Task prompt —
Write out all the entries word for word and omit any pictures.

--- Provided material ---

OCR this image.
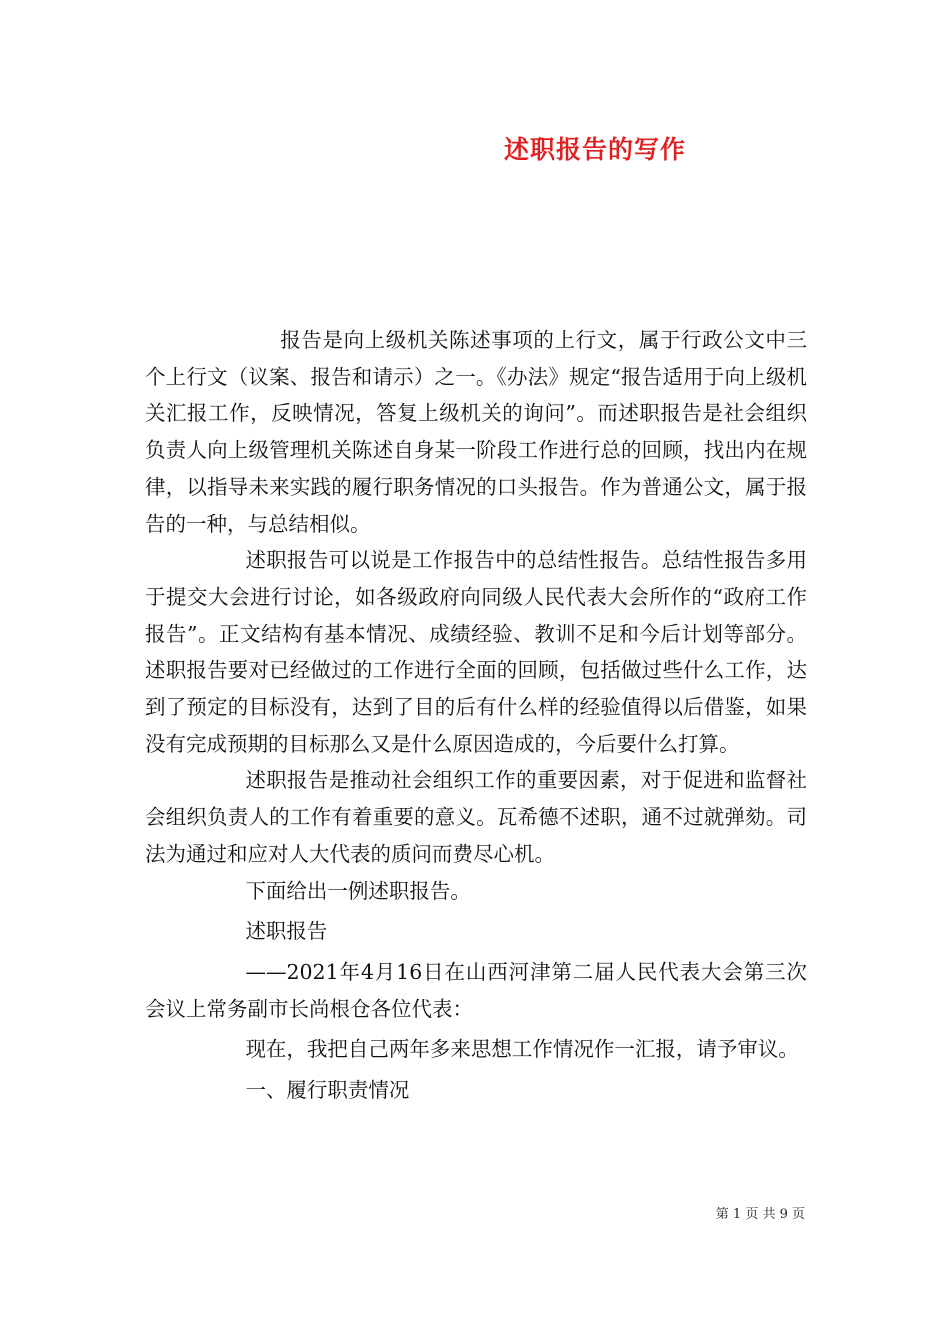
述职报告的写作

报告是向上级机关陈述事项的上行文，属于行政公文中三个上行文（议案、报告和请示）之一。《办法》规定“报告适用于向上级机关汇报工作，反映情况，答复上级机关的询问”。而述职报告是社会组织负责人向上级管理机关陈述自身某一阶段工作进行总的回顾，找出内在规律，以指导未来实践的履行职务情况的口头报告。作为普通公文，属于报告的一种，与总结相似。

述职报告可以说是工作报告中的总结性报告。总结性报告多用于提交大会进行讨论，如各级政府向同级人民代表大会所作的“政府工作报告”。正文结构有基本情况、成绩经验、教训不足和今后计划等部分。述职报告要对已经做过的工作进行全面的回顾，包括做过些什么工作，达到了预定的目标没有，达到了目的后有什么样的经验值得以后借鉴，如果没有完成预期的目标那么又是什么原因造成的，今后要什么打算。

述职报告是推动社会组织工作的重要因素，对于促进和监督社会组织负责人的工作有着重要的意义。瓦希德不述职，通不过就弹劾。司法为通过和应对人大代表的质问而费尽心机。

下面给出一例述职报告。

述职报告

——2021年4月16日在山西河津第二届人民代表大会第三次会议上常务副市长尚根仓各位代表：

现在，我把自己两年多来思想工作情况作一汇报，请予审议。

一、履行职责情况

第 1 页 共 9 页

---

Full output —
OCR this image.
述职报告的写作

报告是向上级机关陈述事项的上行文，属于行政公文中三个上行文（议案、报告和请示）之一。《办法》规定“报告适用于向上级机关汇报工作，反映情况，答复上级机关的询问”。而述职报告是社会组织负责人向上级管理机关陈述自身某一阶段工作进行总的回顾，找出内在规律，以指导未来实践的履行职务情况的口头报告。作为普通公文，属于报告的一种，与总结相似。

述职报告可以说是工作报告中的总结性报告。总结性报告多用于提交大会进行讨论，如各级政府向同级人民代表大会所作的“政府工作报告”。正文结构有基本情况、成绩经验、教训不足和今后计划等部分。述职报告要对已经做过的工作进行全面的回顾，包括做过些什么工作，达到了预定的目标没有，达到了目的后有什么样的经验值得以后借鉴，如果没有完成预期的目标那么又是什么原因造成的，今后要什么打算。

述职报告是推动社会组织工作的重要因素，对于促进和监督社会组织负责人的工作有着重要的意义。瓦希德不述职，通不过就弹劾。司法为通过和应对人大代表的质问而费尽心机。

下面给出一例述职报告。

述职报告

——2021年4月16日在山西河津第二届人民代表大会第三次会议上常务副市长尚根仓各位代表：

现在，我把自己两年多来思想工作情况作一汇报，请予审议。

一、履行职责情况

第 1 页 共 9 页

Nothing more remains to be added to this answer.